Data provided:

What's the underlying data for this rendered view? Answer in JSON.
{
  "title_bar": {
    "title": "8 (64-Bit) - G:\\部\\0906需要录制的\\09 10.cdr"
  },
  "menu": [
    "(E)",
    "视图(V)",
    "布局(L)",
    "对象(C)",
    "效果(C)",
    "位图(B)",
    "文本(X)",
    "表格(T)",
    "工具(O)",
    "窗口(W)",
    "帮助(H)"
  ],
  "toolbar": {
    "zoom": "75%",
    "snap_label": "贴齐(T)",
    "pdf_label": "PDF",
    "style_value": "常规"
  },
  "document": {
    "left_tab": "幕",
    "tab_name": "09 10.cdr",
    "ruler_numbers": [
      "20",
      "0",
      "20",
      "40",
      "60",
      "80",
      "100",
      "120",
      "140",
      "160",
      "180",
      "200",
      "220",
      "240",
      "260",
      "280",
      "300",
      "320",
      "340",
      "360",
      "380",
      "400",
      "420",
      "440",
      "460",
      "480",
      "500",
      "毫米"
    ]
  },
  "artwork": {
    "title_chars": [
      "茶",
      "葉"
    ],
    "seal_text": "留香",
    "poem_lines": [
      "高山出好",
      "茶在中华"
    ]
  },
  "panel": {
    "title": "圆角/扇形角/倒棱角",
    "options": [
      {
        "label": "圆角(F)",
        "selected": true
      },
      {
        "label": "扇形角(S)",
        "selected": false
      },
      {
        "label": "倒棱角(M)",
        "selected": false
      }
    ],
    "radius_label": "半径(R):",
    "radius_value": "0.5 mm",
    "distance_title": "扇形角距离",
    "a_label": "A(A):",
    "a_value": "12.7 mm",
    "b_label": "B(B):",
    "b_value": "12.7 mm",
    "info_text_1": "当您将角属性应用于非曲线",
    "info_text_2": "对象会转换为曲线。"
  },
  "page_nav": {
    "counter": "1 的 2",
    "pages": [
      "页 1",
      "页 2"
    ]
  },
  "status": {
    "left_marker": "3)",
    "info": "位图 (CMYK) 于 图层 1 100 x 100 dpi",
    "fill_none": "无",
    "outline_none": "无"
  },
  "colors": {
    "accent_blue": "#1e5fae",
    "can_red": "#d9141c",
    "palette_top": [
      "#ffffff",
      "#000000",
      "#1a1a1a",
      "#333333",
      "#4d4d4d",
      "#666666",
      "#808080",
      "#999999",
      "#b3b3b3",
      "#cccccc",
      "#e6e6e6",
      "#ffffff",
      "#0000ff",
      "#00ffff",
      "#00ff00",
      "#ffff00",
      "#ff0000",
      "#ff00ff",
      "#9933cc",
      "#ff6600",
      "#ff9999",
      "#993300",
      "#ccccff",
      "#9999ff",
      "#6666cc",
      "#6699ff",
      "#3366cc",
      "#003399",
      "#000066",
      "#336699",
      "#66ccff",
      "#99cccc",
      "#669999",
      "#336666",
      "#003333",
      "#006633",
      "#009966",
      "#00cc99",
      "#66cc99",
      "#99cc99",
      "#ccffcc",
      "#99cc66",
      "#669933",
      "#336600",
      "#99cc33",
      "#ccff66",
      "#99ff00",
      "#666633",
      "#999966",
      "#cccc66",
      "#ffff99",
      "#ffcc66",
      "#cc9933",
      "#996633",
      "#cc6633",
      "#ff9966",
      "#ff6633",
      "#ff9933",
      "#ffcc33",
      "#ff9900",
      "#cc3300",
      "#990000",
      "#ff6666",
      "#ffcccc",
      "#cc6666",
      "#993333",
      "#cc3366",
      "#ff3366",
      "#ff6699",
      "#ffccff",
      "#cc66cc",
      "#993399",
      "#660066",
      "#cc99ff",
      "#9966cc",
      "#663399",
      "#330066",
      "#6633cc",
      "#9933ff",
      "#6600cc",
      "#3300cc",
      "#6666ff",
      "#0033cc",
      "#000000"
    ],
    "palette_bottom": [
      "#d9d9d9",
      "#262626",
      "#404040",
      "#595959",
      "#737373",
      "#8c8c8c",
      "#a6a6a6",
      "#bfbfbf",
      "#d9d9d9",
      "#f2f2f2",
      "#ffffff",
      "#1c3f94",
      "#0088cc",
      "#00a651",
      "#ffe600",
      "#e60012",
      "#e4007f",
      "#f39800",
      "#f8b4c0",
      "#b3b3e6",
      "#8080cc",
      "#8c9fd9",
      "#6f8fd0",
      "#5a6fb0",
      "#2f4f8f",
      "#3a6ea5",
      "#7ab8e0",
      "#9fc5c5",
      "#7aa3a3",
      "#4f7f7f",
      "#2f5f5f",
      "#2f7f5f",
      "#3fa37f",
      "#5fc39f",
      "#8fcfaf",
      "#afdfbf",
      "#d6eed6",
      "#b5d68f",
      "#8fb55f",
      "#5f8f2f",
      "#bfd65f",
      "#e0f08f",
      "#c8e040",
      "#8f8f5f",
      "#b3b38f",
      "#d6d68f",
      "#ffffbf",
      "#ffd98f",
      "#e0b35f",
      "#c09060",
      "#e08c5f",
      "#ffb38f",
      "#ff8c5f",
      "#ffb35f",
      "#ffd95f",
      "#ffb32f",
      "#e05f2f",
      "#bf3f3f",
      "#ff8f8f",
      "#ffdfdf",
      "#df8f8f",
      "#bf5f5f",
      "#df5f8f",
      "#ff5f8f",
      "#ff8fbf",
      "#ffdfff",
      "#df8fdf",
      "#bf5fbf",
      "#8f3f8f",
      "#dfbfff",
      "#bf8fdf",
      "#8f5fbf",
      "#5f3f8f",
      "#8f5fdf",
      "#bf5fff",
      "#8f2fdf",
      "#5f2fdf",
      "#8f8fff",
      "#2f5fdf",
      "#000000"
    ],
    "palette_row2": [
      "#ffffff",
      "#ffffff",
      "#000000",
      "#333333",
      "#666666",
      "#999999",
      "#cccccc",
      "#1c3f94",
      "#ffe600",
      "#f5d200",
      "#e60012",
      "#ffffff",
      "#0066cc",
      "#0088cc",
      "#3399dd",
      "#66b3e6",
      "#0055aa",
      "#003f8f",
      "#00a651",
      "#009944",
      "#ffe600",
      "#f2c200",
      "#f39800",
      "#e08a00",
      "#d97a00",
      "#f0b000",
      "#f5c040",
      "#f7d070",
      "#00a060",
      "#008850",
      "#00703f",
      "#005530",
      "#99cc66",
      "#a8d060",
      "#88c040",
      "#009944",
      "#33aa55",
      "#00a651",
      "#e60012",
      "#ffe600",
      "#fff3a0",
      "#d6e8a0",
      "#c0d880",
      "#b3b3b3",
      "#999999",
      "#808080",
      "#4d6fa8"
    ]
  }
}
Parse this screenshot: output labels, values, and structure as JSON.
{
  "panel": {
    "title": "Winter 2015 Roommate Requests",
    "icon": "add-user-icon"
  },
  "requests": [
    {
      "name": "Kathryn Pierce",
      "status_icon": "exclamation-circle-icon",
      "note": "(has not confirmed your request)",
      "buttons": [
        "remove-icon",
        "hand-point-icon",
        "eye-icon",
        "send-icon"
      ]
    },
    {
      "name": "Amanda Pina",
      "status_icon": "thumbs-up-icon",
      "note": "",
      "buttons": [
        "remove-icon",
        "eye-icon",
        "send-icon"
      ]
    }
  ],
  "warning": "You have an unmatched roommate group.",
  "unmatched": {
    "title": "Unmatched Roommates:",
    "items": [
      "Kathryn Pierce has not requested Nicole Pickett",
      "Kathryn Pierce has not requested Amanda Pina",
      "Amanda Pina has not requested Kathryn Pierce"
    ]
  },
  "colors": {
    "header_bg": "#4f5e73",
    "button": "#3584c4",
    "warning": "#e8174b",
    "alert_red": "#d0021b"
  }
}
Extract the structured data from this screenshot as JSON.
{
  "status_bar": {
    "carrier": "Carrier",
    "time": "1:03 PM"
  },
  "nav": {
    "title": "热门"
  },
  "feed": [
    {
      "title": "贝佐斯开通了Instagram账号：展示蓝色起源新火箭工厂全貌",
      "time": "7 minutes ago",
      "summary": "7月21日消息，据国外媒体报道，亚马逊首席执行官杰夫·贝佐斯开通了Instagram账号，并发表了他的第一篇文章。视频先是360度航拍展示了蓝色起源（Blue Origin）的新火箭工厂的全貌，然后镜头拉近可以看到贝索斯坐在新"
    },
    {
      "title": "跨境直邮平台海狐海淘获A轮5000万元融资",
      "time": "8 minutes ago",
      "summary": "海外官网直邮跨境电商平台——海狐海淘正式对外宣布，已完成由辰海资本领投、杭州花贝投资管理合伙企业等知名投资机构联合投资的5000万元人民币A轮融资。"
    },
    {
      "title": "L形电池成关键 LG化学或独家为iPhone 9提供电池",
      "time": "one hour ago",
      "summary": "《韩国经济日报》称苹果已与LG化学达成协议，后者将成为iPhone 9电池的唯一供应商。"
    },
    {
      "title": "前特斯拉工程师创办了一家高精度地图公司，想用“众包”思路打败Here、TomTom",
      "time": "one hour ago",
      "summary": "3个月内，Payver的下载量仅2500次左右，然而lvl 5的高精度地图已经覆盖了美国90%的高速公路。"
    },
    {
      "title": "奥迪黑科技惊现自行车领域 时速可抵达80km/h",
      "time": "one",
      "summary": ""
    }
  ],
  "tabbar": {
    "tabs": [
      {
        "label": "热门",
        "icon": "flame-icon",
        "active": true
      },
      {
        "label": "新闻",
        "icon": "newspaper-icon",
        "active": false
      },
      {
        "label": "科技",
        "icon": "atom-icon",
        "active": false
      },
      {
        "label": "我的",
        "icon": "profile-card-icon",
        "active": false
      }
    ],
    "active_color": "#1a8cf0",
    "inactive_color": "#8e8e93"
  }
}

Requirement: Produce an exact copy of the lines from the one containing "Extract the structured" through the last line, and of nothing else.

Response to this task:
Extract the structured data from this screenshot as JSON.
{
  "status_bar": {
    "carrier": "Carrier",
    "time": "1:03 PM"
  },
  "nav": {
    "title": "热门"
  },
  "feed": [
    {
      "title": "贝佐斯开通了Instagram账号：展示蓝色起源新火箭工厂全貌",
      "time": "7 minutes ago",
      "summary": "7月21日消息，据国外媒体报道，亚马逊首席执行官杰夫·贝佐斯开通了Instagram账号，并发表了他的第一篇文章。视频先是360度航拍展示了蓝色起源（Blue Origin）的新火箭工厂的全貌，然后镜头拉近可以看到贝索斯坐在新"
    },
    {
      "title": "跨境直邮平台海狐海淘获A轮5000万元融资",
      "time": "8 minutes ago",
      "summary": "海外官网直邮跨境电商平台——海狐海淘正式对外宣布，已完成由辰海资本领投、杭州花贝投资管理合伙企业等知名投资机构联合投资的5000万元人民币A轮融资。"
    },
    {
      "title": "L形电池成关键 LG化学或独家为iPhone 9提供电池",
      "time": "one hour ago",
      "summary": "《韩国经济日报》称苹果已与LG化学达成协议，后者将成为iPhone 9电池的唯一供应商。"
    },
    {
      "title": "前特斯拉工程师创办了一家高精度地图公司，想用“众包”思路打败Here、TomTom",
      "time": "one hour ago",
      "summary": "3个月内，Payver的下载量仅2500次左右，然而lvl 5的高精度地图已经覆盖了美国90%的高速公路。"
    },
    {
      "title": "奥迪黑科技惊现自行车领域 时速可抵达80km/h",
      "time": "one",
      "summary": ""
    }
  ],
  "tabbar": {
    "tabs": [
      {
        "label": "热门",
        "icon": "flame-icon",
        "active": true
      },
      {
        "label": "新闻",
        "icon": "newspaper-icon",
        "active": false
      },
      {
        "label": "科技",
        "icon": "atom-icon",
        "active": false
      },
      {
        "label": "我的",
        "icon": "profile-card-icon",
        "active": false
      }
    ],
    "active_color": "#1a8cf0",
    "inactive_color": "#8e8e93"
  }
}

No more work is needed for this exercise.